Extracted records
╔══
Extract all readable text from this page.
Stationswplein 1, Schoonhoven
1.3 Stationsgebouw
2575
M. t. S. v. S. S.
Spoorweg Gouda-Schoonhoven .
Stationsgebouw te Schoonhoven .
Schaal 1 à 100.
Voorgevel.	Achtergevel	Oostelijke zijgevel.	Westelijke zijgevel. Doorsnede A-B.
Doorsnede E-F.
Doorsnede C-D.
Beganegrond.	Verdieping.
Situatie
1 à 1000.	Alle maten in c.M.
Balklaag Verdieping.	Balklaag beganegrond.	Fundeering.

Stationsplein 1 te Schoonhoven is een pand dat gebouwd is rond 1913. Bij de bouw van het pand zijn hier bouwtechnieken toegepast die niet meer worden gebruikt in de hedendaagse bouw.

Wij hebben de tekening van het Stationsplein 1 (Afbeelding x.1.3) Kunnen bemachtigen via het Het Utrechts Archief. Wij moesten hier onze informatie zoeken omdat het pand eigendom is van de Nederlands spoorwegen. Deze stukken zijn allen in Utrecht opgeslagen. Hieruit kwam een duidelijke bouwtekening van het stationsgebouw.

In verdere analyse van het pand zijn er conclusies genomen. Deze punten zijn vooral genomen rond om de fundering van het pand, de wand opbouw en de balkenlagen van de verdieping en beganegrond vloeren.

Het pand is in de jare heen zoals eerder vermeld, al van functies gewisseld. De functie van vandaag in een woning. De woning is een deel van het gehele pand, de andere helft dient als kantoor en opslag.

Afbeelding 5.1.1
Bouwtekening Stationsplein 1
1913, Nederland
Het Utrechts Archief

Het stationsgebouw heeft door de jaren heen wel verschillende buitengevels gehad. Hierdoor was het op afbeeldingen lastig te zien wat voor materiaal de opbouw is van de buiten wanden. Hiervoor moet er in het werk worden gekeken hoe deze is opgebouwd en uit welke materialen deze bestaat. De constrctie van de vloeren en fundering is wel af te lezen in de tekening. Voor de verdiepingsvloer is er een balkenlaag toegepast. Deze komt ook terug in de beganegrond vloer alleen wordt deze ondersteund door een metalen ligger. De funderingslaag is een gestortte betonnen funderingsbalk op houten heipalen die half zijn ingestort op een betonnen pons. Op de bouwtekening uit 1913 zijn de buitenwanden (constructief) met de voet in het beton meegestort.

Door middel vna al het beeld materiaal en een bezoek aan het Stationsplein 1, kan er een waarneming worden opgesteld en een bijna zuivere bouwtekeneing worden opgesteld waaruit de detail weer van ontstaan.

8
╚══
WHAT THE EXERCISE ASKS: Transcribe the records above exactly, keeping every line.

EXPECTED OUTPUT:
Extract all readable text from this page.
Stationswplein 1, Schoonhoven
1.3 Stationsgebouw
2575
M. t. S. v. S. S.
Spoorweg Gouda-Schoonhoven .
Stationsgebouw te Schoonhoven .
Schaal 1 à 100.
Voorgevel.	Achtergevel	Oostelijke zijgevel.	Westelijke zijgevel. Doorsnede A-B.
Doorsnede E-F.
Doorsnede C-D.
Beganegrond.	Verdieping.
Situatie
1 à 1000.	Alle maten in c.M.
Balklaag Verdieping.	Balklaag beganegrond.	Fundeering.

Stationsplein 1 te Schoonhoven is een pand dat gebouwd is rond 1913. Bij de bouw van het pand zijn hier bouwtechnieken toegepast die niet meer worden gebruikt in de hedendaagse bouw.

Wij hebben de tekening van het Stationsplein 1 (Afbeelding x.1.3) Kunnen bemachtigen via het Het Utrechts Archief. Wij moesten hier onze informatie zoeken omdat het pand eigendom is van de Nederlands spoorwegen. Deze stukken zijn allen in Utrecht opgeslagen. Hieruit kwam een duidelijke bouwtekening van het stationsgebouw.

In verdere analyse van het pand zijn er conclusies genomen. Deze punten zijn vooral genomen rond om de fundering van het pand, de wand opbouw en de balkenlagen van de verdieping en beganegrond vloeren.

Het pand is in de jare heen zoals eerder vermeld, al van functies gewisseld. De functie van vandaag in een woning. De woning is een deel van het gehele pand, de andere helft dient als kantoor en opslag.

Afbeelding 5.1.1
Bouwtekening Stationsplein 1
1913, Nederland
Het Utrechts Archief

Het stationsgebouw heeft door de jaren heen wel verschillende buitengevels gehad. Hierdoor was het op afbeeldingen lastig te zien wat voor materiaal de opbouw is van de buiten wanden. Hiervoor moet er in het werk worden gekeken hoe deze is opgebouwd en uit welke materialen deze bestaat. De constrctie van de vloeren en fundering is wel af te lezen in de tekening. Voor de verdiepingsvloer is er een balkenlaag toegepast. Deze komt ook terug in de beganegrond vloer alleen wordt deze ondersteund door een metalen ligger. De funderingslaag is een gestortte betonnen funderingsbalk op houten heipalen die half zijn ingestort op een betonnen pons. Op de bouwtekening uit 1913 zijn de buitenwanden (constructief) met de voet in het beton meegestort.

Door middel vna al het beeld materiaal en een bezoek aan het Stationsplein 1, kan er een waarneming worden opgesteld en een bijna zuivere bouwtekeneing worden opgesteld waaruit de detail weer van ontstaan.

8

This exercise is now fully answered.